**** STORED DATA ****
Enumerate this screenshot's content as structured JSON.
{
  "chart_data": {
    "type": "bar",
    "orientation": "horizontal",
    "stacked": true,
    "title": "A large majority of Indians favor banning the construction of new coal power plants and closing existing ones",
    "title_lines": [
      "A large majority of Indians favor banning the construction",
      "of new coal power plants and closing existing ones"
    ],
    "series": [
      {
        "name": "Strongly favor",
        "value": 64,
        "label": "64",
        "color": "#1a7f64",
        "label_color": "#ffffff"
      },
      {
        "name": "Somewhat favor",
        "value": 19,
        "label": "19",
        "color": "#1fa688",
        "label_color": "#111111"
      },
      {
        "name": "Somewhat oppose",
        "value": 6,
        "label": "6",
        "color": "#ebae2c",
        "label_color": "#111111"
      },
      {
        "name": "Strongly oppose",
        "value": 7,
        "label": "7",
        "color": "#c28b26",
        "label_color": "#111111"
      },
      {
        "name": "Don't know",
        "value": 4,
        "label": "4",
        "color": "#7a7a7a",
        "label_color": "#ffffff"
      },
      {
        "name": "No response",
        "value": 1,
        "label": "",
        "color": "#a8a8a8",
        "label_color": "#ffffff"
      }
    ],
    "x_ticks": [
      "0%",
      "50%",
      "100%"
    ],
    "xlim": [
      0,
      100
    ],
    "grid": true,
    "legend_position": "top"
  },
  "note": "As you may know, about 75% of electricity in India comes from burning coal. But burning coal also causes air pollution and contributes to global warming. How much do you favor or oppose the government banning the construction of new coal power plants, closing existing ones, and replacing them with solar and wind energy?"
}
****
TASK TO CARRY OUT:
Output the records exactly, including every line.

FINISHED ANSWER:
Enumerate this screenshot's content as structured JSON.
{
  "chart_data": {
    "type": "bar",
    "orientation": "horizontal",
    "stacked": true,
    "title": "A large majority of Indians favor banning the construction of new coal power plants and closing existing ones",
    "title_lines": [
      "A large majority of Indians favor banning the construction",
      "of new coal power plants and closing existing ones"
    ],
    "series": [
      {
        "name": "Strongly favor",
        "value": 64,
        "label": "64",
        "color": "#1a7f64",
        "label_color": "#ffffff"
      },
      {
        "name": "Somewhat favor",
        "value": 19,
        "label": "19",
        "color": "#1fa688",
        "label_color": "#111111"
      },
      {
        "name": "Somewhat oppose",
        "value": 6,
        "label": "6",
        "color": "#ebae2c",
        "label_color": "#111111"
      },
      {
        "name": "Strongly oppose",
        "value": 7,
        "label": "7",
        "color": "#c28b26",
        "label_color": "#111111"
      },
      {
        "name": "Don't know",
        "value": 4,
        "label": "4",
        "color": "#7a7a7a",
        "label_color": "#ffffff"
      },
      {
        "name": "No response",
        "value": 1,
        "label": "",
        "color": "#a8a8a8",
        "label_color": "#ffffff"
      }
    ],
    "x_ticks": [
      "0%",
      "50%",
      "100%"
    ],
    "xlim": [
      0,
      100
    ],
    "grid": true,
    "legend_position": "top"
  },
  "note": "As you may know, about 75% of electricity in India comes from burning coal. But burning coal also causes air pollution and contributes to global warming. How much do you favor or oppose the government banning the construction of new coal power plants, closing existing ones, and replacing them with solar and wind energy?"
}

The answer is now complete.